> **PROVIDED DATA**:
____

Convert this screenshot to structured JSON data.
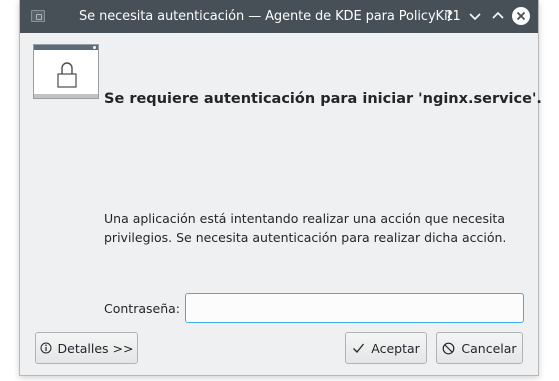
{
  "window": {
    "title": "Se necesita autenticación — Agente de KDE para PolicyKit1",
    "help_glyph": "?",
    "icons": [
      "app-icon",
      "help-icon",
      "minimize-icon",
      "maximize-icon",
      "close-icon"
    ]
  },
  "dialog": {
    "icon": "lock-icon",
    "heading": "Se requiere autenticación para iniciar 'nginx.service'.",
    "message": "Una aplicación está intentando realizar una acción que necesita privilegios. Se necesita autenticación para realizar dicha acción.",
    "password_label": "Contraseña:",
    "password_value": ""
  },
  "buttons": {
    "details": "Detalles >>",
    "accept": "Aceptar",
    "cancel": "Cancelar"
  },
  "colors": {
    "titlebar": "#475057",
    "focus_border": "#3daee9",
    "window_bg": "#eff0f1"
  }
}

____

> **AIM OF THE EXERCISE**:
Where a line above includes "para", copy that line.

> **TASK RESULT**:
    "title": "Se necesita autenticación — Agente de KDE para PolicyKit1",
    "heading": "Se requiere autenticación para iniciar 'nginx.service'.",
    "message": "Una aplicación está intentando realizar una acción que necesita privilegios. Se necesita autenticación para realizar dicha acción.",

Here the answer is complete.